▶ **LISTING**:
-------

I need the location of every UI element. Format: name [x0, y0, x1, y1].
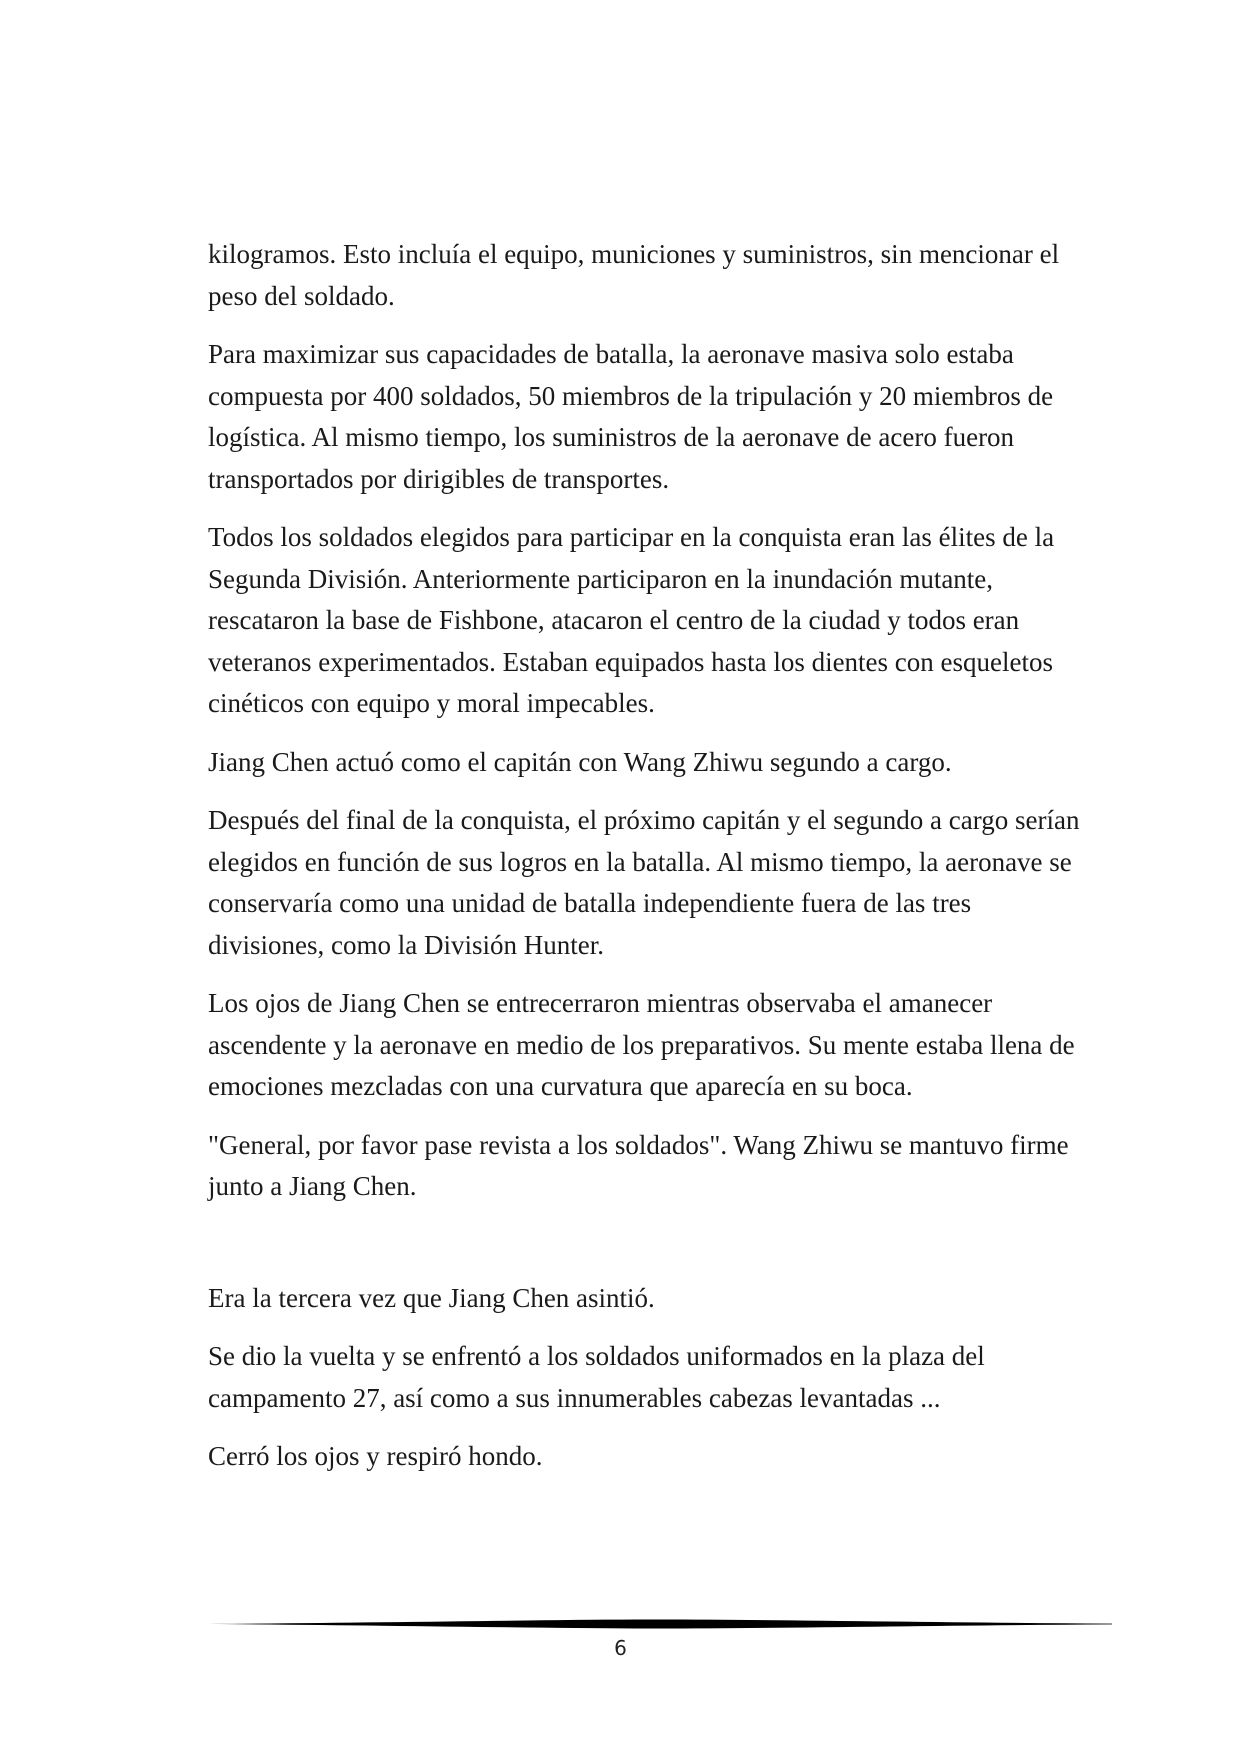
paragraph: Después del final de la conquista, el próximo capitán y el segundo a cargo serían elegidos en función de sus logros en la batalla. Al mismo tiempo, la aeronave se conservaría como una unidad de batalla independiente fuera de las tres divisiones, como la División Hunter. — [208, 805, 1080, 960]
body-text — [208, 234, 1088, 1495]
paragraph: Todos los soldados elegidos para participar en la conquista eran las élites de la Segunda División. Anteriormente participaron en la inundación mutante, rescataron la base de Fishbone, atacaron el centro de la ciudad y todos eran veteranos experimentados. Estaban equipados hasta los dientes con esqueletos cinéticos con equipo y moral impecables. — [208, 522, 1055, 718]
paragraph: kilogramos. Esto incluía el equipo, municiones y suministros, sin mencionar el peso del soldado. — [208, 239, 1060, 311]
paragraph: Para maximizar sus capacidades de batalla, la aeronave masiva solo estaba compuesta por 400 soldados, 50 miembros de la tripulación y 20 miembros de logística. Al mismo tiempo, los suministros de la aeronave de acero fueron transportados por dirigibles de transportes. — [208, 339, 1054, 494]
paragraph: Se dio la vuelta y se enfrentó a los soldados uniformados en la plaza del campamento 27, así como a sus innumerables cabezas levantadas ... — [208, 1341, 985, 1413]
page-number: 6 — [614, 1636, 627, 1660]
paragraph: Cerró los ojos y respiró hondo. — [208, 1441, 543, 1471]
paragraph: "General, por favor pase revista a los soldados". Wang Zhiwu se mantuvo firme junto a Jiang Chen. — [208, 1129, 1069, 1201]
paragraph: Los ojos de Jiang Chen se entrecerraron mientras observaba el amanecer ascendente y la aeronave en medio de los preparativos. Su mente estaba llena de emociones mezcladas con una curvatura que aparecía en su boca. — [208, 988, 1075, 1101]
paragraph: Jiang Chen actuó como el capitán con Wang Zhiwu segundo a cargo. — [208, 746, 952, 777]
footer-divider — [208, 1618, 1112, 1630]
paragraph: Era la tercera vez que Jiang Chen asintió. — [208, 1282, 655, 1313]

-------

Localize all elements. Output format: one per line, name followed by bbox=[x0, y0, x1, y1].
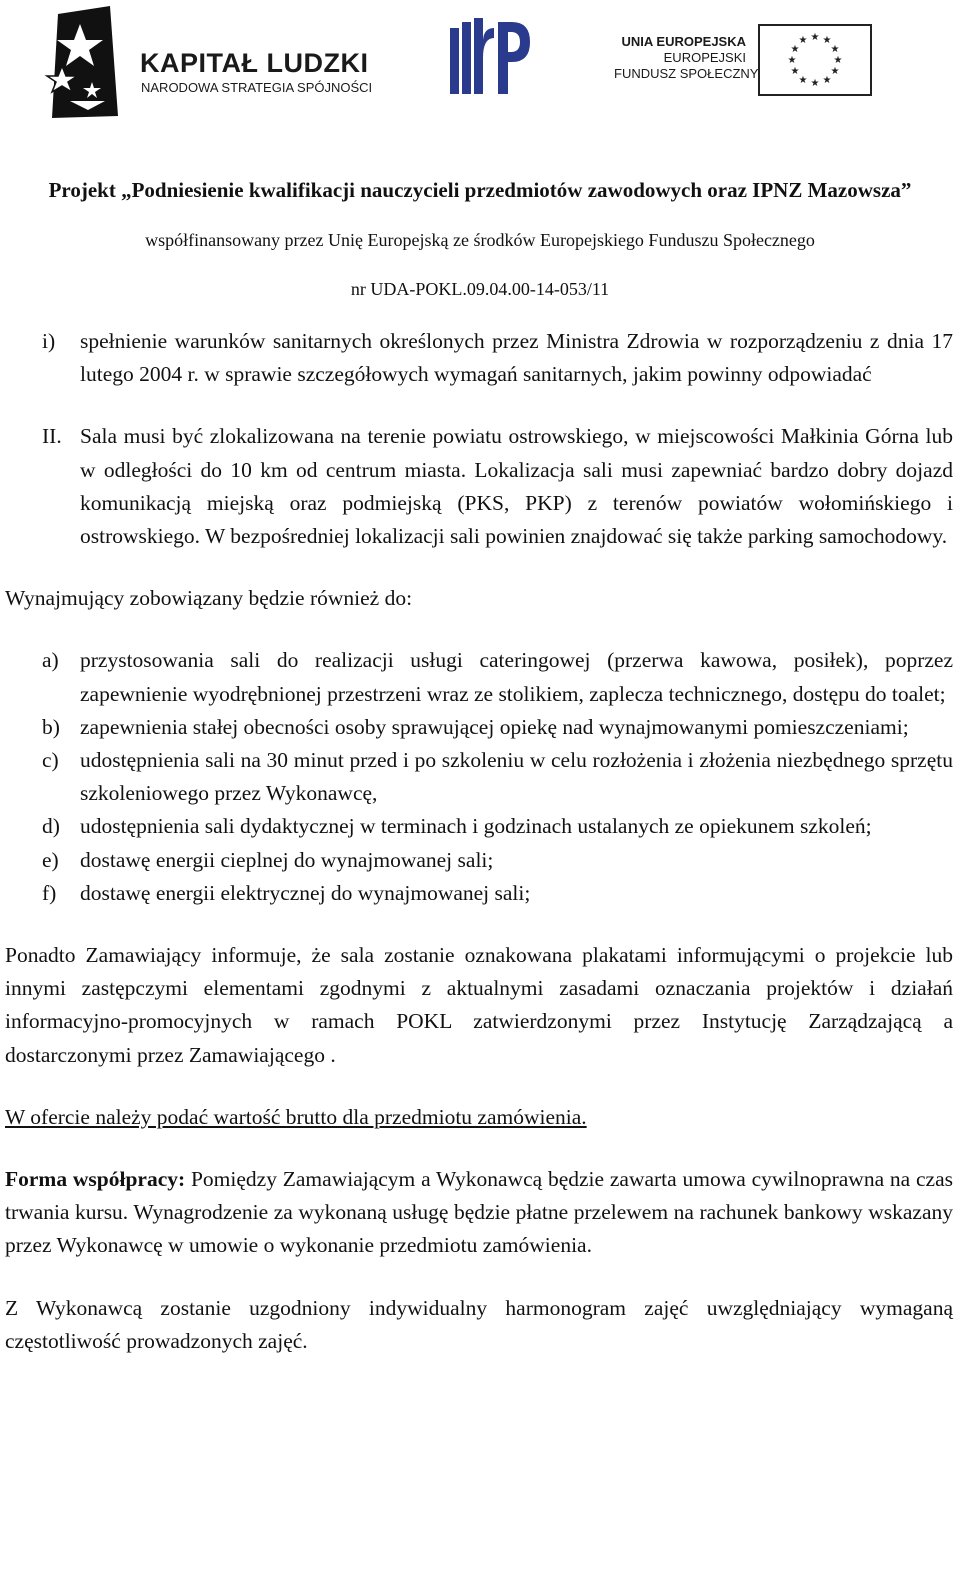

-------

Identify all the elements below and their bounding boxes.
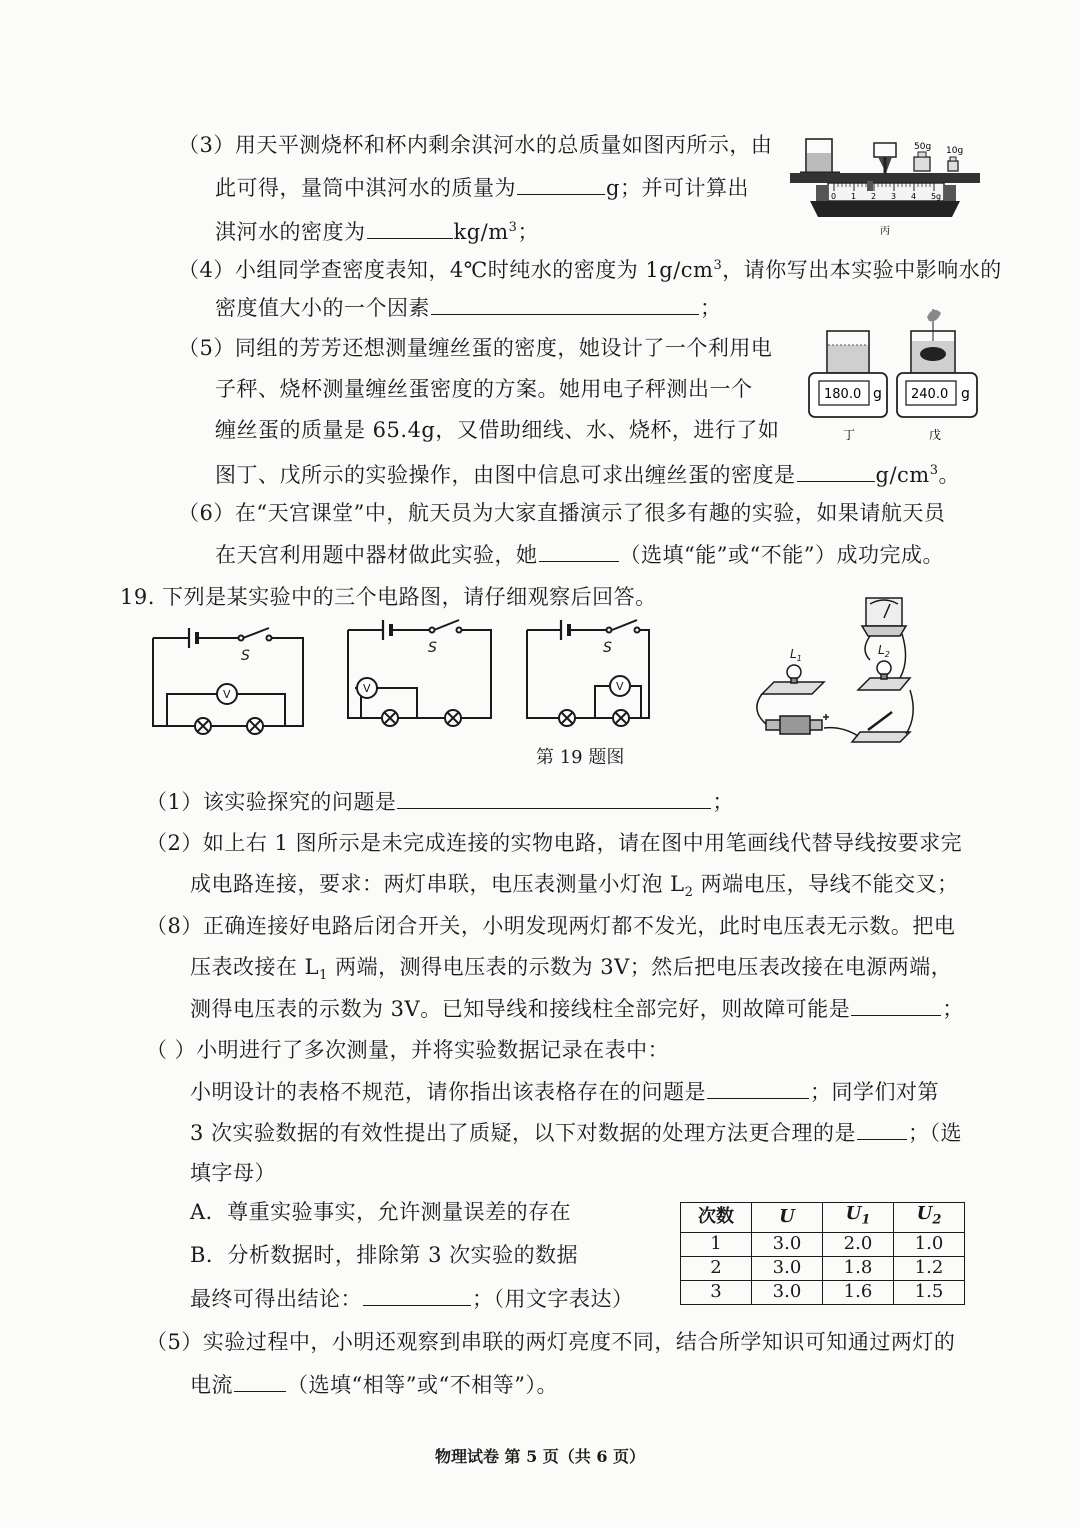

-------

▶ **GIVEN EXERCISE**:
Quote verbatim the entries from the line with "I need the location" to the line with "body-text — [208, 234, 1088, 1495]", both included. Leave out the picture.

▶ **WRITTEN SOLUTION**:
I need the location of every UI element. Format: name [x0, y0, x1, y1].
paragraph: Después del final de la conquista, el próximo capitán y el segundo a cargo serían elegidos en función de sus logros en la batalla. Al mismo tiempo, la aeronave se conservaría como una unidad de batalla independiente fuera de las tres divisiones, como la División Hunter. — [208, 805, 1080, 960]
body-text — [208, 234, 1088, 1495]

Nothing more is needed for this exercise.